Records excerpted from a collection

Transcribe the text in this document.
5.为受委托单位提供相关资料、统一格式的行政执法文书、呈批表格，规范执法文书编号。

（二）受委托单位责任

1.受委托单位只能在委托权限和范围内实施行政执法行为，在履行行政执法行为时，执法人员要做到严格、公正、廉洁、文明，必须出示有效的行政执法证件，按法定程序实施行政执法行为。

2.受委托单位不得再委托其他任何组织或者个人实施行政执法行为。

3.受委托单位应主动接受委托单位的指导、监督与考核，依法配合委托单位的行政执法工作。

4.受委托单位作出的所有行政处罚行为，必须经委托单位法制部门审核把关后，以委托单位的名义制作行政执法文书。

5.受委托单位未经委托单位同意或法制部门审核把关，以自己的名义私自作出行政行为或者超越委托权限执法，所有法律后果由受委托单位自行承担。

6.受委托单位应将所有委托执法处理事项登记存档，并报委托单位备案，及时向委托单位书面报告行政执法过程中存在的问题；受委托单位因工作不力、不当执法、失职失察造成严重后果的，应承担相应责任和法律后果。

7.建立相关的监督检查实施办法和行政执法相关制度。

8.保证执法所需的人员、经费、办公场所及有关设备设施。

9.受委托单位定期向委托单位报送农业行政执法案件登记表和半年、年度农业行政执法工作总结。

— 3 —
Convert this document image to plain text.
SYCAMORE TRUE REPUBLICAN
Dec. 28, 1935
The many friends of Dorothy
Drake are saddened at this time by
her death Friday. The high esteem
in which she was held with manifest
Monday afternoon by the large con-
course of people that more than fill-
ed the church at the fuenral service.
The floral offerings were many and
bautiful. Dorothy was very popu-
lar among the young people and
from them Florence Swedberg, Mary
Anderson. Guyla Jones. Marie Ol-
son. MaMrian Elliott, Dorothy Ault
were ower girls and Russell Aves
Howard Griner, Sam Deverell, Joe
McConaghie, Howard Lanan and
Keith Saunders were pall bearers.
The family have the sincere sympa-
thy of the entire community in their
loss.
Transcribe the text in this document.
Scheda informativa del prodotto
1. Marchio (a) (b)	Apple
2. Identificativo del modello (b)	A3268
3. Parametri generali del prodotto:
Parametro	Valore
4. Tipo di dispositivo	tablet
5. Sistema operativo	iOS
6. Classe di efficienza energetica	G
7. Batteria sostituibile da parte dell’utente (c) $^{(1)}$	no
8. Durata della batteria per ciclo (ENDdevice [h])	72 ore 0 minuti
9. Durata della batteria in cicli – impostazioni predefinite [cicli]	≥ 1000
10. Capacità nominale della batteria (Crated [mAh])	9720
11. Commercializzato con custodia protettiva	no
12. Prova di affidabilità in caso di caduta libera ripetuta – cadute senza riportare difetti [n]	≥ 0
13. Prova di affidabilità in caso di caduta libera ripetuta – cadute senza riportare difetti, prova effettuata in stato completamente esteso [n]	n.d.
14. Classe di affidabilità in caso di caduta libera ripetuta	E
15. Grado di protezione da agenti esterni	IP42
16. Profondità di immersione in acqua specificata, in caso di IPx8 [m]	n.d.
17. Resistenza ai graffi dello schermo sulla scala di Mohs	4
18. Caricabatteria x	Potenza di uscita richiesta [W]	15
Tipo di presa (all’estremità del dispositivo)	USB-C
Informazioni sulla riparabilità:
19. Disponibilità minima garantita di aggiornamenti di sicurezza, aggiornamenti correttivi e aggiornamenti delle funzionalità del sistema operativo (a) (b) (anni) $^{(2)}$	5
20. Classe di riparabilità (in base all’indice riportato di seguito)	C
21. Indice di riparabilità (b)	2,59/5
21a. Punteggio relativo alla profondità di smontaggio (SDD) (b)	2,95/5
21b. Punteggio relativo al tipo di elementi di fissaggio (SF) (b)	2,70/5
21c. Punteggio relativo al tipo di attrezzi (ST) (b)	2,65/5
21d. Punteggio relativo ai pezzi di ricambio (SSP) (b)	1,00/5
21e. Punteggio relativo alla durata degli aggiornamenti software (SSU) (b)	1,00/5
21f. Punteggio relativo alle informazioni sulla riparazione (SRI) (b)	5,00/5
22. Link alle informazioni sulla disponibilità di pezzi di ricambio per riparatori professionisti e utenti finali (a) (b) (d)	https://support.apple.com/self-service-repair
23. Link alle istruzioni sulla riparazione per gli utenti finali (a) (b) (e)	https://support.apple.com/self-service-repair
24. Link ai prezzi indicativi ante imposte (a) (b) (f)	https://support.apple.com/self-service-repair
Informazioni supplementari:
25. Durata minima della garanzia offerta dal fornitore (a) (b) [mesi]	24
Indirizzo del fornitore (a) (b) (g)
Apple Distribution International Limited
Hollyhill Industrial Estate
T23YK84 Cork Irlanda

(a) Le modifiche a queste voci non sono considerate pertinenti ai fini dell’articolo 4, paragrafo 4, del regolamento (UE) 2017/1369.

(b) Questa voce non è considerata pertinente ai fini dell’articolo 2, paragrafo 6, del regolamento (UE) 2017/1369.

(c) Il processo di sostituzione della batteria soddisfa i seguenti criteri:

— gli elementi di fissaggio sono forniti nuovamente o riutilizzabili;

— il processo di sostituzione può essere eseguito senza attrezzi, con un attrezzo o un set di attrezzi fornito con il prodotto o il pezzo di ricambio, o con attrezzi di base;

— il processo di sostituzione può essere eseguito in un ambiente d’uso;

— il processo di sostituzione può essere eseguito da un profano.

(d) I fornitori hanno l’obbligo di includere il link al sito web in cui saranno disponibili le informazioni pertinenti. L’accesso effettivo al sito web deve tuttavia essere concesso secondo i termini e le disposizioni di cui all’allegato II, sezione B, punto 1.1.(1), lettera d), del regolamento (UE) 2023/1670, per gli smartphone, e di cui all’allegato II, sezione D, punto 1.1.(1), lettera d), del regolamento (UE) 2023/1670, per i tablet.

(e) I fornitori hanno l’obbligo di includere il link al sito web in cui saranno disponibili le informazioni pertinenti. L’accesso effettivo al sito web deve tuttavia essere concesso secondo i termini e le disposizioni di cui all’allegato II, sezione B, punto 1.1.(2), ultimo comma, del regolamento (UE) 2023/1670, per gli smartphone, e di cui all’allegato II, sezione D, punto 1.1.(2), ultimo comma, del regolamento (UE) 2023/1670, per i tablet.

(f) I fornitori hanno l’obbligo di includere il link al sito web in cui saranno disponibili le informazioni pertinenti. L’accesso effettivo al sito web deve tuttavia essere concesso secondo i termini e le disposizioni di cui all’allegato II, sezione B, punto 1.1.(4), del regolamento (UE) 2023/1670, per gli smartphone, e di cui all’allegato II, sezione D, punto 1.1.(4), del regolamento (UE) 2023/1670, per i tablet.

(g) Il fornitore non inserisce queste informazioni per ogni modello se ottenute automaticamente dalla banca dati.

• **Set exercise**
All the entries above need to be reproduced exactly.

• **Expected answer**
Transcribe the text in this document.
5.为受委托单位提供相关资料、统一格式的行政执法文书、呈批表格，规范执法文书编号。

（二）受委托单位责任

1.受委托单位只能在委托权限和范围内实施行政执法行为，在履行行政执法行为时，执法人员要做到严格、公正、廉洁、文明，必须出示有效的行政执法证件，按法定程序实施行政执法行为。

2.受委托单位不得再委托其他任何组织或者个人实施行政执法行为。

3.受委托单位应主动接受委托单位的指导、监督与考核，依法配合委托单位的行政执法工作。

4.受委托单位作出的所有行政处罚行为，必须经委托单位法制部门审核把关后，以委托单位的名义制作行政执法文书。

5.受委托单位未经委托单位同意或法制部门审核把关，以自己的名义私自作出行政行为或者超越委托权限执法，所有法律后果由受委托单位自行承担。

6.受委托单位应将所有委托执法处理事项登记存档，并报委托单位备案，及时向委托单位书面报告行政执法过程中存在的问题；受委托单位因工作不力、不当执法、失职失察造成严重后果的，应承担相应责任和法律后果。

7.建立相关的监督检查实施办法和行政执法相关制度。

8.保证执法所需的人员、经费、办公场所及有关设备设施。

9.受委托单位定期向委托单位报送农业行政执法案件登记表和半年、年度农业行政执法工作总结。

— 3 —
Convert this document image to plain text.
SYCAMORE TRUE REPUBLICAN
Dec. 28, 1935
The many friends of Dorothy
Drake are saddened at this time by
her death Friday. The high esteem
in which she was held with manifest
Monday afternoon by the large con-
course of people that more than fill-
ed the church at the fuenral service.
The floral offerings were many and
bautiful. Dorothy was very popu-
lar among the young people and
from them Florence Swedberg, Mary
Anderson. Guyla Jones. Marie Ol-
son. MaMrian Elliott, Dorothy Ault
were ower girls and Russell Aves
Howard Griner, Sam Deverell, Joe
McConaghie, Howard Lanan and
Keith Saunders were pall bearers.
The family have the sincere sympa-
thy of the entire community in their
loss.
Transcribe the text in this document.
Scheda informativa del prodotto
1. Marchio (a) (b)	Apple
2. Identificativo del modello (b)	A3268
3. Parametri generali del prodotto:
Parametro	Valore
4. Tipo di dispositivo	tablet
5. Sistema operativo	iOS
6. Classe di efficienza energetica	G
7. Batteria sostituibile da parte dell’utente (c) $^{(1)}$	no
8. Durata della batteria per ciclo (ENDdevice [h])	72 ore 0 minuti
9. Durata della batteria in cicli – impostazioni predefinite [cicli]	≥ 1000
10. Capacità nominale della batteria (Crated [mAh])	9720
11. Commercializzato con custodia protettiva	no
12. Prova di affidabilità in caso di caduta libera ripetuta – cadute senza riportare difetti [n]	≥ 0
13. Prova di affidabilità in caso di caduta libera ripetuta – cadute senza riportare difetti, prova effettuata in stato completamente esteso [n]	n.d.
14. Classe di affidabilità in caso di caduta libera ripetuta	E
15. Grado di protezione da agenti esterni	IP42
16. Profondità di immersione in acqua specificata, in caso di IPx8 [m]	n.d.
17. Resistenza ai graffi dello schermo sulla scala di Mohs	4
18. Caricabatteria x	Potenza di uscita richiesta [W]	15
Tipo di presa (all’estremità del dispositivo)	USB-C
Informazioni sulla riparabilità:
19. Disponibilità minima garantita di aggiornamenti di sicurezza, aggiornamenti correttivi e aggiornamenti delle funzionalità del sistema operativo (a) (b) (anni) $^{(2)}$	5
20. Classe di riparabilità (in base all’indice riportato di seguito)	C
21. Indice di riparabilità (b)	2,59/5
21a. Punteggio relativo alla profondità di smontaggio (SDD) (b)	2,95/5
21b. Punteggio relativo al tipo di elementi di fissaggio (SF) (b)	2,70/5
21c. Punteggio relativo al tipo di attrezzi (ST) (b)	2,65/5
21d. Punteggio relativo ai pezzi di ricambio (SSP) (b)	1,00/5
21e. Punteggio relativo alla durata degli aggiornamenti software (SSU) (b)	1,00/5
21f. Punteggio relativo alle informazioni sulla riparazione (SRI) (b)	5,00/5
22. Link alle informazioni sulla disponibilità di pezzi di ricambio per riparatori professionisti e utenti finali (a) (b) (d)	https://support.apple.com/self-service-repair
23. Link alle istruzioni sulla riparazione per gli utenti finali (a) (b) (e)	https://support.apple.com/self-service-repair
24. Link ai prezzi indicativi ante imposte (a) (b) (f)	https://support.apple.com/self-service-repair
Informazioni supplementari:
25. Durata minima della garanzia offerta dal fornitore (a) (b) [mesi]	24
Indirizzo del fornitore (a) (b) (g)
Apple Distribution International Limited
Hollyhill Industrial Estate
T23YK84 Cork Irlanda

(a) Le modifiche a queste voci non sono considerate pertinenti ai fini dell’articolo 4, paragrafo 4, del regolamento (UE) 2017/1369.

(b) Questa voce non è considerata pertinente ai fini dell’articolo 2, paragrafo 6, del regolamento (UE) 2017/1369.

(c) Il processo di sostituzione della batteria soddisfa i seguenti criteri:

— gli elementi di fissaggio sono forniti nuovamente o riutilizzabili;

— il processo di sostituzione può essere eseguito senza attrezzi, con un attrezzo o un set di attrezzi fornito con il prodotto o il pezzo di ricambio, o con attrezzi di base;

— il processo di sostituzione può essere eseguito in un ambiente d’uso;

— il processo di sostituzione può essere eseguito da un profano.

(d) I fornitori hanno l’obbligo di includere il link al sito web in cui saranno disponibili le informazioni pertinenti. L’accesso effettivo al sito web deve tuttavia essere concesso secondo i termini e le disposizioni di cui all’allegato II, sezione B, punto 1.1.(1), lettera d), del regolamento (UE) 2023/1670, per gli smartphone, e di cui all’allegato II, sezione D, punto 1.1.(1), lettera d), del regolamento (UE) 2023/1670, per i tablet.

(e) I fornitori hanno l’obbligo di includere il link al sito web in cui saranno disponibili le informazioni pertinenti. L’accesso effettivo al sito web deve tuttavia essere concesso secondo i termini e le disposizioni di cui all’allegato II, sezione B, punto 1.1.(2), ultimo comma, del regolamento (UE) 2023/1670, per gli smartphone, e di cui all’allegato II, sezione D, punto 1.1.(2), ultimo comma, del regolamento (UE) 2023/1670, per i tablet.

(f) I fornitori hanno l’obbligo di includere il link al sito web in cui saranno disponibili le informazioni pertinenti. L’accesso effettivo al sito web deve tuttavia essere concesso secondo i termini e le disposizioni di cui all’allegato II, sezione B, punto 1.1.(4), del regolamento (UE) 2023/1670, per gli smartphone, e di cui all’allegato II, sezione D, punto 1.1.(4), del regolamento (UE) 2023/1670, per i tablet.

(g) Il fornitore non inserisce queste informazioni per ogni modello se ottenute automaticamente dalla banca dati.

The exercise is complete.